### What to produce
Repeat the whole of the data, keeping every detail the same.
******************************
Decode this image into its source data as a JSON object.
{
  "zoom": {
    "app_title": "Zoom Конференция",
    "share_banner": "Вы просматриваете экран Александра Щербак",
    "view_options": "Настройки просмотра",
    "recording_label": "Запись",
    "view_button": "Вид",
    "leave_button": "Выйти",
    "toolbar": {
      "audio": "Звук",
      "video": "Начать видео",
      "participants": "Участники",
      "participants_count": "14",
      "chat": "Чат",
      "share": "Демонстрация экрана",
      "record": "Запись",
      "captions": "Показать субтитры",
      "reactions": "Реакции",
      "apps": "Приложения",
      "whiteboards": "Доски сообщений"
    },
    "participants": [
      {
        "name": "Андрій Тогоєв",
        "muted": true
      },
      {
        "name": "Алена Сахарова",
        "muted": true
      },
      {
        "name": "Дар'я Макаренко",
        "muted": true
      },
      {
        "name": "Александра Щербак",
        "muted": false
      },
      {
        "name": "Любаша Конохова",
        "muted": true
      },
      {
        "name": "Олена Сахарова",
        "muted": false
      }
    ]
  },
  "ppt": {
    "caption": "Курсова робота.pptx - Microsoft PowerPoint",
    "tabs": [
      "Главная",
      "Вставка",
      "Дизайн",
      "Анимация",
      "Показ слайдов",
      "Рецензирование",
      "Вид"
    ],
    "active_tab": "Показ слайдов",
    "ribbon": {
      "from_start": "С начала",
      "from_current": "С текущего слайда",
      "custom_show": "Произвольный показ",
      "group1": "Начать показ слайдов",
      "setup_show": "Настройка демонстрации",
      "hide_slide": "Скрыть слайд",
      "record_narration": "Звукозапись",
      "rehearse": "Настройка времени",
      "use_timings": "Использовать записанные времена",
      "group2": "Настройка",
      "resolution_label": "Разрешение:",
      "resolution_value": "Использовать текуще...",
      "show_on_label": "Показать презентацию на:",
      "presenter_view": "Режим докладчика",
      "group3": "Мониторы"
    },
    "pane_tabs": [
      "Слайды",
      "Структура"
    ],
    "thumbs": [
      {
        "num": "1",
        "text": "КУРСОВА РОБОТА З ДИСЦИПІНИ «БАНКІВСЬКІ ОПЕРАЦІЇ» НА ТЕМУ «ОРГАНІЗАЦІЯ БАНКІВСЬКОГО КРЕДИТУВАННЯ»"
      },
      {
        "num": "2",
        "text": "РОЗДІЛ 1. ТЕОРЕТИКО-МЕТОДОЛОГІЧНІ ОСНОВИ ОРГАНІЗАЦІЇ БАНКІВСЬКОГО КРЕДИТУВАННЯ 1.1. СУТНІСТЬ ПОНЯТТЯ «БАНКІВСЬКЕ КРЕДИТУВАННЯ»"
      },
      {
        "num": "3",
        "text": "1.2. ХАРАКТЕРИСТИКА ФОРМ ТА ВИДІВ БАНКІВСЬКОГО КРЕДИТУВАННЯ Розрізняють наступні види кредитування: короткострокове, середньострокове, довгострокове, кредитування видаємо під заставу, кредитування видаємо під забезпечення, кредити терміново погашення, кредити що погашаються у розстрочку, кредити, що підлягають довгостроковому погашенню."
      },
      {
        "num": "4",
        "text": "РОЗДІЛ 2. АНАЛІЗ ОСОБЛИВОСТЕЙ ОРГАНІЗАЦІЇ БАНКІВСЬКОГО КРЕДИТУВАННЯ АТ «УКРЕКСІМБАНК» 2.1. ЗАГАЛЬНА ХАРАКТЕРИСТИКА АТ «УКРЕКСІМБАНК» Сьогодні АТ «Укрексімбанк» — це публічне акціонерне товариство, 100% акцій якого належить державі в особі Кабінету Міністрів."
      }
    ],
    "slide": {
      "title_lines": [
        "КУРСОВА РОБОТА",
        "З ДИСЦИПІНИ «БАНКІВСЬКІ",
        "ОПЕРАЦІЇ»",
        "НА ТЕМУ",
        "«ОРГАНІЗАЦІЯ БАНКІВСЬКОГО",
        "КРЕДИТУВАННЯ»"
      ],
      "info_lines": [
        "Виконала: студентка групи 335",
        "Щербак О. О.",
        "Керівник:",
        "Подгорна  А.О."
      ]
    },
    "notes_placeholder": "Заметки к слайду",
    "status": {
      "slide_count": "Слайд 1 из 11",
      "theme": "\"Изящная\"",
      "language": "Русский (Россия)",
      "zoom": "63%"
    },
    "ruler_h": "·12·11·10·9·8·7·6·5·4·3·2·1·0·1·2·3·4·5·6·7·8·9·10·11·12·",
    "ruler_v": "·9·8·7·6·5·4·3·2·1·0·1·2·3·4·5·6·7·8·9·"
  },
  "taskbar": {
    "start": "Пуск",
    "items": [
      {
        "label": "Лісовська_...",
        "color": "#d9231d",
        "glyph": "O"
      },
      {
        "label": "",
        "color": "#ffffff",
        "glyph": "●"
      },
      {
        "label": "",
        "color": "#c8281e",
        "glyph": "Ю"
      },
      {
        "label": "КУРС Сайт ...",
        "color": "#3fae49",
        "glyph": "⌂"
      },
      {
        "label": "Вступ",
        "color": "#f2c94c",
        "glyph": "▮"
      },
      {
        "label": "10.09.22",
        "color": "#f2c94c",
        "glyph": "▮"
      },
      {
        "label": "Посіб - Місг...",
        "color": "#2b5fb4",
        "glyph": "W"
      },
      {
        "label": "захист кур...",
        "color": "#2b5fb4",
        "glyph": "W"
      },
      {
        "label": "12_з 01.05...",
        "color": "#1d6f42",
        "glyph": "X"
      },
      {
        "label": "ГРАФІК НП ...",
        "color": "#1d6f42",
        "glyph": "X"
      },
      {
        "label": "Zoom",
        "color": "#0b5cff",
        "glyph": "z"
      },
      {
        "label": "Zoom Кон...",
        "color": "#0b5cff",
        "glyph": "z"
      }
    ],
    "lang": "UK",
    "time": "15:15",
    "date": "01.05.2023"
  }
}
******************************
### Output for this task
Decode this image into its source data as a JSON object.
{
  "zoom": {
    "app_title": "Zoom Конференция",
    "share_banner": "Вы просматриваете экран Александра Щербак",
    "view_options": "Настройки просмотра",
    "recording_label": "Запись",
    "view_button": "Вид",
    "leave_button": "Выйти",
    "toolbar": {
      "audio": "Звук",
      "video": "Начать видео",
      "participants": "Участники",
      "participants_count": "14",
      "chat": "Чат",
      "share": "Демонстрация экрана",
      "record": "Запись",
      "captions": "Показать субтитры",
      "reactions": "Реакции",
      "apps": "Приложения",
      "whiteboards": "Доски сообщений"
    },
    "participants": [
      {
        "name": "Андрій Тогоєв",
        "muted": true
      },
      {
        "name": "Алена Сахарова",
        "muted": true
      },
      {
        "name": "Дар'я Макаренко",
        "muted": true
      },
      {
        "name": "Александра Щербак",
        "muted": false
      },
      {
        "name": "Любаша Конохова",
        "muted": true
      },
      {
        "name": "Олена Сахарова",
        "muted": false
      }
    ]
  },
  "ppt": {
    "caption": "Курсова робота.pptx - Microsoft PowerPoint",
    "tabs": [
      "Главная",
      "Вставка",
      "Дизайн",
      "Анимация",
      "Показ слайдов",
      "Рецензирование",
      "Вид"
    ],
    "active_tab": "Показ слайдов",
    "ribbon": {
      "from_start": "С начала",
      "from_current": "С текущего слайда",
      "custom_show": "Произвольный показ",
      "group1": "Начать показ слайдов",
      "setup_show": "Настройка демонстрации",
      "hide_slide": "Скрыть слайд",
      "record_narration": "Звукозапись",
      "rehearse": "Настройка времени",
      "use_timings": "Использовать записанные времена",
      "group2": "Настройка",
      "resolution_label": "Разрешение:",
      "resolution_value": "Использовать текуще...",
      "show_on_label": "Показать презентацию на:",
      "presenter_view": "Режим докладчика",
      "group3": "Мониторы"
    },
    "pane_tabs": [
      "Слайды",
      "Структура"
    ],
    "thumbs": [
      {
        "num": "1",
        "text": "КУРСОВА РОБОТА З ДИСЦИПІНИ «БАНКІВСЬКІ ОПЕРАЦІЇ» НА ТЕМУ «ОРГАНІЗАЦІЯ БАНКІВСЬКОГО КРЕДИТУВАННЯ»"
      },
      {
        "num": "2",
        "text": "РОЗДІЛ 1. ТЕОРЕТИКО-МЕТОДОЛОГІЧНІ ОСНОВИ ОРГАНІЗАЦІЇ БАНКІВСЬКОГО КРЕДИТУВАННЯ 1.1. СУТНІСТЬ ПОНЯТТЯ «БАНКІВСЬКЕ КРЕДИТУВАННЯ»"
      },
      {
        "num": "3",
        "text": "1.2. ХАРАКТЕРИСТИКА ФОРМ ТА ВИДІВ БАНКІВСЬКОГО КРЕДИТУВАННЯ Розрізняють наступні види кредитування: короткострокове, середньострокове, довгострокове, кредитування видаємо під заставу, кредитування видаємо під забезпечення, кредити терміново погашення, кредити що погашаються у розстрочку, кредити, що підлягають довгостроковому погашенню."
      },
      {
        "num": "4",
        "text": "РОЗДІЛ 2. АНАЛІЗ ОСОБЛИВОСТЕЙ ОРГАНІЗАЦІЇ БАНКІВСЬКОГО КРЕДИТУВАННЯ АТ «УКРЕКСІМБАНК» 2.1. ЗАГАЛЬНА ХАРАКТЕРИСТИКА АТ «УКРЕКСІМБАНК» Сьогодні АТ «Укрексімбанк» — це публічне акціонерне товариство, 100% акцій якого належить державі в особі Кабінету Міністрів."
      }
    ],
    "slide": {
      "title_lines": [
        "КУРСОВА РОБОТА",
        "З ДИСЦИПІНИ «БАНКІВСЬКІ",
        "ОПЕРАЦІЇ»",
        "НА ТЕМУ",
        "«ОРГАНІЗАЦІЯ БАНКІВСЬКОГО",
        "КРЕДИТУВАННЯ»"
      ],
      "info_lines": [
        "Виконала: студентка групи 335",
        "Щербак О. О.",
        "Керівник:",
        "Подгорна  А.О."
      ]
    },
    "notes_placeholder": "Заметки к слайду",
    "status": {
      "slide_count": "Слайд 1 из 11",
      "theme": "\"Изящная\"",
      "language": "Русский (Россия)",
      "zoom": "63%"
    },
    "ruler_h": "·12·11·10·9·8·7·6·5·4·3·2·1·0·1·2·3·4·5·6·7·8·9·10·11·12·",
    "ruler_v": "·9·8·7·6·5·4·3·2·1·0·1·2·3·4·5·6·7·8·9·"
  },
  "taskbar": {
    "start": "Пуск",
    "items": [
      {
        "label": "Лісовська_...",
        "color": "#d9231d",
        "glyph": "O"
      },
      {
        "label": "",
        "color": "#ffffff",
        "glyph": "●"
      },
      {
        "label": "",
        "color": "#c8281e",
        "glyph": "Ю"
      },
      {
        "label": "КУРС Сайт ...",
        "color": "#3fae49",
        "glyph": "⌂"
      },
      {
        "label": "Вступ",
        "color": "#f2c94c",
        "glyph": "▮"
      },
      {
        "label": "10.09.22",
        "color": "#f2c94c",
        "glyph": "▮"
      },
      {
        "label": "Посіб - Місг...",
        "color": "#2b5fb4",
        "glyph": "W"
      },
      {
        "label": "захист кур...",
        "color": "#2b5fb4",
        "glyph": "W"
      },
      {
        "label": "12_з 01.05...",
        "color": "#1d6f42",
        "glyph": "X"
      },
      {
        "label": "ГРАФІК НП ...",
        "color": "#1d6f42",
        "glyph": "X"
      },
      {
        "label": "Zoom",
        "color": "#0b5cff",
        "glyph": "z"
      },
      {
        "label": "Zoom Кон...",
        "color": "#0b5cff",
        "glyph": "z"
      }
    ],
    "lang": "UK",
    "time": "15:15",
    "date": "01.05.2023"
  }
}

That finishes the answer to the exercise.